Work to be completed: Work through the listing below and count the lines that hold "Sample". Answer with the number alone.

Data rows:
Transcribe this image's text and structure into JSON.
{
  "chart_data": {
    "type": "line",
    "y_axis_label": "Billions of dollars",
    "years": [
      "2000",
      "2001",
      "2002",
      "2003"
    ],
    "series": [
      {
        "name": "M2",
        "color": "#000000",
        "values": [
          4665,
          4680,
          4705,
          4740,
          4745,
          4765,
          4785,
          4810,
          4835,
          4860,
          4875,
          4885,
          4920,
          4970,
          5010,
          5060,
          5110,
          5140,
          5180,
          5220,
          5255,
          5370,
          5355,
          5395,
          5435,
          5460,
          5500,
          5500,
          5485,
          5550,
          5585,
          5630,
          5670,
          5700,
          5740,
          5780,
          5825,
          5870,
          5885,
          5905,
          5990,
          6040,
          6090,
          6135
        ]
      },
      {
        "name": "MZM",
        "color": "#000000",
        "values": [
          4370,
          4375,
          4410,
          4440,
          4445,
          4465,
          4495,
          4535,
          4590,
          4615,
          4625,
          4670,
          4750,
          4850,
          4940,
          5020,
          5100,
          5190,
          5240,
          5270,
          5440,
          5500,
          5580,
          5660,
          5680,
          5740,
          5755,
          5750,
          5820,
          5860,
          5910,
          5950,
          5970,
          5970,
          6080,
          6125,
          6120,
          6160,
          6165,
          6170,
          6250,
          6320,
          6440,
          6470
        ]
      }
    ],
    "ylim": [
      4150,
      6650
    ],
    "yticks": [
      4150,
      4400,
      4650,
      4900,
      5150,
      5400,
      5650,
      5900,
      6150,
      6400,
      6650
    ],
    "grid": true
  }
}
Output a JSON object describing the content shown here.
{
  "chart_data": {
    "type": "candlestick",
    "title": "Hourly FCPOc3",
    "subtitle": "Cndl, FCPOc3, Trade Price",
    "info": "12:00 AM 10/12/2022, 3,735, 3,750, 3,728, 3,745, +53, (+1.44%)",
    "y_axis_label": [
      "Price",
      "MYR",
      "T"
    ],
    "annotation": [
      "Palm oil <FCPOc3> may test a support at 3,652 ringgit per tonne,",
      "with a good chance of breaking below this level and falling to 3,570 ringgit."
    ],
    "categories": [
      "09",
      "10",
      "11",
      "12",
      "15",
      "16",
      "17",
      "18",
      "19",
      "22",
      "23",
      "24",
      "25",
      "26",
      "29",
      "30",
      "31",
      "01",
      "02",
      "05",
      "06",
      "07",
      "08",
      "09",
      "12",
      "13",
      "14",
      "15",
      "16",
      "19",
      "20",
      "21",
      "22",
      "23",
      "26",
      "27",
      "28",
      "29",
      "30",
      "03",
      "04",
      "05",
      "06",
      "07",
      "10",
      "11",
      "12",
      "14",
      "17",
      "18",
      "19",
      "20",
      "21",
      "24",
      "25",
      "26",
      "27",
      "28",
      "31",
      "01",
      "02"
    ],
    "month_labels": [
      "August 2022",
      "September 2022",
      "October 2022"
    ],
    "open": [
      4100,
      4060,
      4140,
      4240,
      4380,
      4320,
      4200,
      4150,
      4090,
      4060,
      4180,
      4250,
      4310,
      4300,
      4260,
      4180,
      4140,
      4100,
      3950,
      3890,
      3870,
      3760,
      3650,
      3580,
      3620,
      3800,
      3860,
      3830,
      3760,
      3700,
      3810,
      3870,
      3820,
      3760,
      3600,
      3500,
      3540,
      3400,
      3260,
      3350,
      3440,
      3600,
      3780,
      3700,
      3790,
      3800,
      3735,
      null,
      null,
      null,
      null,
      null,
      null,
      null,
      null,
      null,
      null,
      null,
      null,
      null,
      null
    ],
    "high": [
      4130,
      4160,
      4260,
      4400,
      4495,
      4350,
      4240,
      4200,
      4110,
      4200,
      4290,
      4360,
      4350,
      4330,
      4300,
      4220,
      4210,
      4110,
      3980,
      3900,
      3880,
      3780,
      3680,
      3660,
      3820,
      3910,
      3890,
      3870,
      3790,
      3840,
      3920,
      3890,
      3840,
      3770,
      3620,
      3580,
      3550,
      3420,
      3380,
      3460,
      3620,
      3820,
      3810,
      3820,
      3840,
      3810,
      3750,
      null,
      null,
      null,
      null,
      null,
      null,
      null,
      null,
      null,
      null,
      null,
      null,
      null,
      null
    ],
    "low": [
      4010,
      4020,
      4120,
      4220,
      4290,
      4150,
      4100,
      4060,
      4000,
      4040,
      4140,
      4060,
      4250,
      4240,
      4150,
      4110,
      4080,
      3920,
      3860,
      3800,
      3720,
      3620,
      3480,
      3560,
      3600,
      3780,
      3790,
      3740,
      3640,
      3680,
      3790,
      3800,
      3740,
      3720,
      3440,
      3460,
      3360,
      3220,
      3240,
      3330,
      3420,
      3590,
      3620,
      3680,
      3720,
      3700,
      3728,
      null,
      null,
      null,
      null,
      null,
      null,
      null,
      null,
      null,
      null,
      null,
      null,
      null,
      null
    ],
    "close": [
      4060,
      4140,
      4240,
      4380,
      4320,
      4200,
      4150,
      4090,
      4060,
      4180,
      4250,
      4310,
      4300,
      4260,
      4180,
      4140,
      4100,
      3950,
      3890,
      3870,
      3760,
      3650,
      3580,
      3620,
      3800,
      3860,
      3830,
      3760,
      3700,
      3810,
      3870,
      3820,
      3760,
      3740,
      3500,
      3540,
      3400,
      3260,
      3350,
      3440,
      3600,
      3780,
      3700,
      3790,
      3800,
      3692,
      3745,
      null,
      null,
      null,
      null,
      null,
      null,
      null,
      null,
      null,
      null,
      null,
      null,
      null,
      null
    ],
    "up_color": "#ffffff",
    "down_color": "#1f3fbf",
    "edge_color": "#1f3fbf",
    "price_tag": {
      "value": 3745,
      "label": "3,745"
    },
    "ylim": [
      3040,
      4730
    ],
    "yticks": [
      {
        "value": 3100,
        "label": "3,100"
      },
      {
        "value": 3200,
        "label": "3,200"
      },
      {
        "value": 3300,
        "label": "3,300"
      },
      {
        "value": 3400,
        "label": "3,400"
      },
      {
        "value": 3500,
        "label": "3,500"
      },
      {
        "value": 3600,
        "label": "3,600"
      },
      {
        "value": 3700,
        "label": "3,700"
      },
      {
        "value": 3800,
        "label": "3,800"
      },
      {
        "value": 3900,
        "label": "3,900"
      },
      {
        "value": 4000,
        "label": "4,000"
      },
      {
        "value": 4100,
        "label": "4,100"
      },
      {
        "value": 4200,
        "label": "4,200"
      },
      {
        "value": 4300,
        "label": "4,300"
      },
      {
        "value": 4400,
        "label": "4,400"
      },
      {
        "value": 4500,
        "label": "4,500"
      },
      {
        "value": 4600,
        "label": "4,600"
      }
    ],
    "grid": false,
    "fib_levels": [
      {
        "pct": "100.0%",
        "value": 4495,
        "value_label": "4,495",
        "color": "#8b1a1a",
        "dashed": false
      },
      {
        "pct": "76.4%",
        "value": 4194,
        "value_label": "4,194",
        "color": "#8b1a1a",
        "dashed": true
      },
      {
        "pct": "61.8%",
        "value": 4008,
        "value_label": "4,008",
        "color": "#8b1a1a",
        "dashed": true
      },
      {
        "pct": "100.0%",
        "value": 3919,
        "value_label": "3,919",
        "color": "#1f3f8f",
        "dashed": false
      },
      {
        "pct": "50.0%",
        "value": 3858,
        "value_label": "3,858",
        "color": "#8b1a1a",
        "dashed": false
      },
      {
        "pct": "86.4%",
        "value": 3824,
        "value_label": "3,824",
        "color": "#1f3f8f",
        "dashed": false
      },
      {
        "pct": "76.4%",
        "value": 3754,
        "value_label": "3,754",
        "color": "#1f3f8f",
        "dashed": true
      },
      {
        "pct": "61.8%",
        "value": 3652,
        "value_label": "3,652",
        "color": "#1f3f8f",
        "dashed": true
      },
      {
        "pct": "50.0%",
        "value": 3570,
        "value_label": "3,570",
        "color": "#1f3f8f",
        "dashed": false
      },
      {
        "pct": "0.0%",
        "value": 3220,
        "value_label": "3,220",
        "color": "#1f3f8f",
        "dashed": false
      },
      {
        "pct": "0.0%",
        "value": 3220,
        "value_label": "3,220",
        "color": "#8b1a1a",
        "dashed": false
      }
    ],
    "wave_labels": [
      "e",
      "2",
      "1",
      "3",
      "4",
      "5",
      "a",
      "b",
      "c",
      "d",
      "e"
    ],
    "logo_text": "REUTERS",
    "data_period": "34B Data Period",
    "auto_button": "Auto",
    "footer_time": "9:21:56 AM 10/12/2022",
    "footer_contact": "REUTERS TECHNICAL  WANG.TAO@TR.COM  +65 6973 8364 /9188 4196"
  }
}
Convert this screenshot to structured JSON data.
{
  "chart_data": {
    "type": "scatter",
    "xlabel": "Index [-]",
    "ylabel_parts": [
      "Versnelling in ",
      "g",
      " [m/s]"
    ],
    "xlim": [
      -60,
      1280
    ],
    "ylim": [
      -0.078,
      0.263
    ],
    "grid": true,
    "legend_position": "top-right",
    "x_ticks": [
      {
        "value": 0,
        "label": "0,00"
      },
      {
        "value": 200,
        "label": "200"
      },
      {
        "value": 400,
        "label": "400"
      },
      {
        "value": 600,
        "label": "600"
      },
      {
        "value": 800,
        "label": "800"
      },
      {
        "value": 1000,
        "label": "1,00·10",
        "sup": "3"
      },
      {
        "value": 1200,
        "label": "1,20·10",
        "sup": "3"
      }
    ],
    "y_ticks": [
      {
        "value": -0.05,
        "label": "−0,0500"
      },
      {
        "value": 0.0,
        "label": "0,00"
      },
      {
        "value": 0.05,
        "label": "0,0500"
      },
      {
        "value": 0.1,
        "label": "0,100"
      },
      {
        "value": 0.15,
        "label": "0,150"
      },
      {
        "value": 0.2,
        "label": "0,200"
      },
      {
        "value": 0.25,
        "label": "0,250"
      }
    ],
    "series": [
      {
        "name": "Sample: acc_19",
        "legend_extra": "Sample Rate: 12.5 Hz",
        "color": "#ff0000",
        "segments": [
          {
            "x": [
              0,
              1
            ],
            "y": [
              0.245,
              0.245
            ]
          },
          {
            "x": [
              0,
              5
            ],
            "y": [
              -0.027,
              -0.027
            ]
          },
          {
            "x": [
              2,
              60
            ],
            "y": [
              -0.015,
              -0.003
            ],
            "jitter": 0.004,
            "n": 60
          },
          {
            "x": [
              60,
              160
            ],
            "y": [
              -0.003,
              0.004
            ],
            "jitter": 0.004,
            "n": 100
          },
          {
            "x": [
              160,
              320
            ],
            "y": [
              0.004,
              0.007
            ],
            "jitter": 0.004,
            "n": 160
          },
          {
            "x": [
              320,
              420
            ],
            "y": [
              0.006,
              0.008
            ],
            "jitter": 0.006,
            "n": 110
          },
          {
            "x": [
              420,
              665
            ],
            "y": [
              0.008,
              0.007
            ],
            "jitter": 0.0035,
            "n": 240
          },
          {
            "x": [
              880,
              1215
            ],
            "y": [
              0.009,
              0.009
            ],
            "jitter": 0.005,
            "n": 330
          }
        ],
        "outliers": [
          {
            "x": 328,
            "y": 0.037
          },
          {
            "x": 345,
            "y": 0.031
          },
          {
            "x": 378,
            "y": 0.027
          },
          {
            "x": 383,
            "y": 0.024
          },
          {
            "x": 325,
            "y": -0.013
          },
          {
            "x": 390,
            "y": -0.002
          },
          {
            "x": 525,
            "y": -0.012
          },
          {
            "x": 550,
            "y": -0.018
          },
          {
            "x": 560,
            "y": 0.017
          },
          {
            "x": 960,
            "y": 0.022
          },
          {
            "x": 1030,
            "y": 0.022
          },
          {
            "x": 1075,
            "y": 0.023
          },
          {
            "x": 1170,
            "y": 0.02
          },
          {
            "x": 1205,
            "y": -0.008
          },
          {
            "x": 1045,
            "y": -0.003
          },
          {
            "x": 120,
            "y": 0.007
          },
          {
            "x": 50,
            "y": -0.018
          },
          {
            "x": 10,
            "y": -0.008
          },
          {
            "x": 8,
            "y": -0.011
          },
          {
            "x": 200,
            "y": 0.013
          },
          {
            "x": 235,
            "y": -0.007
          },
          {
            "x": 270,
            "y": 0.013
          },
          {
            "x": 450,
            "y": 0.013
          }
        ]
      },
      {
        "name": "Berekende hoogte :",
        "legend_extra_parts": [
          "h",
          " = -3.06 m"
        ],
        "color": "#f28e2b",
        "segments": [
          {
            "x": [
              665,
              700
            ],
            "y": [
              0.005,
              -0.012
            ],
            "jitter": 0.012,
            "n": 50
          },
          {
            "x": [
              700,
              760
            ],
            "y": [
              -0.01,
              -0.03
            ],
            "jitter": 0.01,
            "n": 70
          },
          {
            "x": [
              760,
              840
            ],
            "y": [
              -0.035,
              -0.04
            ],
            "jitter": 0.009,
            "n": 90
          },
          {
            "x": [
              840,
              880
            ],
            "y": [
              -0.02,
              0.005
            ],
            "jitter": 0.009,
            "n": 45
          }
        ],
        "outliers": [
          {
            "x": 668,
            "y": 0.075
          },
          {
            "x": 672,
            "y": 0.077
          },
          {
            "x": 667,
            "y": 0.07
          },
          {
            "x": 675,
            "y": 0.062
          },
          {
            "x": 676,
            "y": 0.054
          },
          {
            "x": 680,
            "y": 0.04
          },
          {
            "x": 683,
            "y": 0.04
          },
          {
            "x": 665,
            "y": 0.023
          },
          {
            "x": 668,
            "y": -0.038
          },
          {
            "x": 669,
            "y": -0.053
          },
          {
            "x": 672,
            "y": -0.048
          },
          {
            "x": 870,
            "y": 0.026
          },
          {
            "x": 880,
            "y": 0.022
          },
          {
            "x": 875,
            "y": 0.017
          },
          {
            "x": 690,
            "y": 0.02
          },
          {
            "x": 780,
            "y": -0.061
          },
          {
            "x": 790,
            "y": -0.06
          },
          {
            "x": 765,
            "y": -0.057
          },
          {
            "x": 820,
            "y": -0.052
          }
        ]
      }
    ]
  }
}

Task result: 2